Problem
Could you write out every record below exactly, leaving out any pictures?

* BEGIN *

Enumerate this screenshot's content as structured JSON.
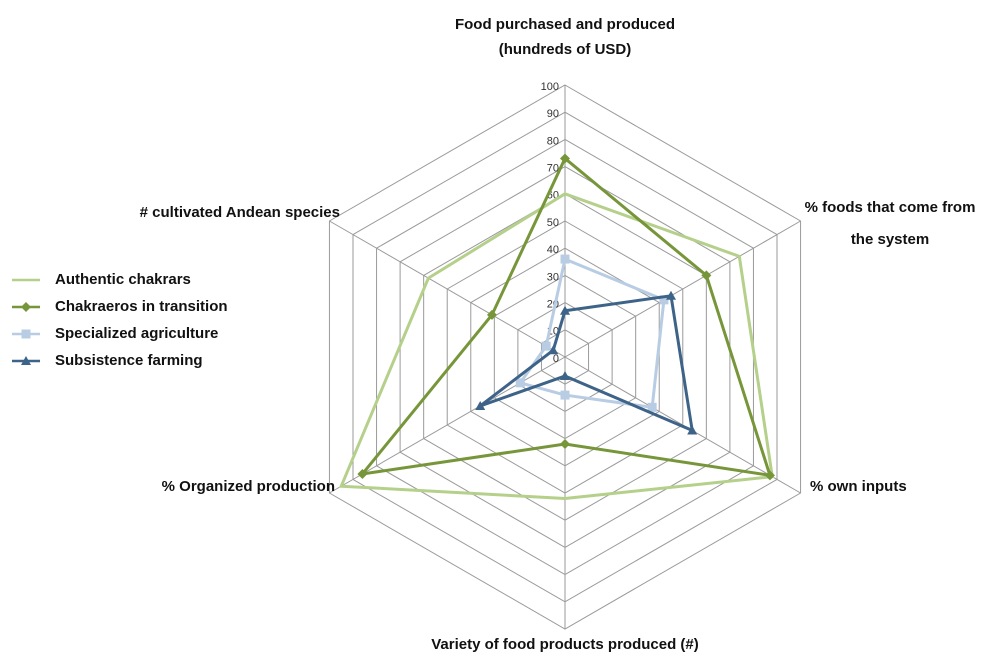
{
  "chart_data": {
    "type": "radar",
    "categories": [
      [
        "Food purchased and produced",
        "(hundreds of USD)"
      ],
      [
        "% foods that come from",
        "the system"
      ],
      "% own inputs",
      "Variety of food products produced (#)",
      "% Organized production",
      "# cultivated Andean species"
    ],
    "ylim": [
      0,
      100
    ],
    "yticks": [
      0,
      10,
      20,
      30,
      40,
      50,
      60,
      70,
      80,
      90,
      100
    ],
    "grid": true,
    "legend": "left",
    "series": [
      {
        "name": "Authentic chakrars",
        "color": "#b5d08a",
        "marker": "none",
        "values": [
          60,
          74,
          88,
          52,
          95,
          58
        ]
      },
      {
        "name": "Chakraeros in transition",
        "color": "#77963a",
        "marker": "diamond",
        "values": [
          73,
          60,
          87,
          32,
          86,
          31
        ]
      },
      {
        "name": "Specialized agriculture",
        "color": "#b8cce4",
        "marker": "square",
        "values": [
          36,
          42,
          37,
          14,
          19,
          8
        ]
      },
      {
        "name": "Subsistence farming",
        "color": "#3e6389",
        "marker": "triangle",
        "values": [
          17,
          45,
          54,
          7,
          36,
          5
        ]
      }
    ]
  }
}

* END *

Correct output
Enumerate this screenshot's content as structured JSON.
{
  "chart_data": {
    "type": "radar",
    "categories": [
      [
        "Food purchased and produced",
        "(hundreds of USD)"
      ],
      [
        "% foods that come from",
        "the system"
      ],
      "% own inputs",
      "Variety of food products produced (#)",
      "% Organized production",
      "# cultivated Andean species"
    ],
    "ylim": [
      0,
      100
    ],
    "yticks": [
      0,
      10,
      20,
      30,
      40,
      50,
      60,
      70,
      80,
      90,
      100
    ],
    "grid": true,
    "legend": "left",
    "series": [
      {
        "name": "Authentic chakrars",
        "color": "#b5d08a",
        "marker": "none",
        "values": [
          60,
          74,
          88,
          52,
          95,
          58
        ]
      },
      {
        "name": "Chakraeros in transition",
        "color": "#77963a",
        "marker": "diamond",
        "values": [
          73,
          60,
          87,
          32,
          86,
          31
        ]
      },
      {
        "name": "Specialized agriculture",
        "color": "#b8cce4",
        "marker": "square",
        "values": [
          36,
          42,
          37,
          14,
          19,
          8
        ]
      },
      {
        "name": "Subsistence farming",
        "color": "#3e6389",
        "marker": "triangle",
        "values": [
          17,
          45,
          54,
          7,
          36,
          5
        ]
      }
    ]
  }
}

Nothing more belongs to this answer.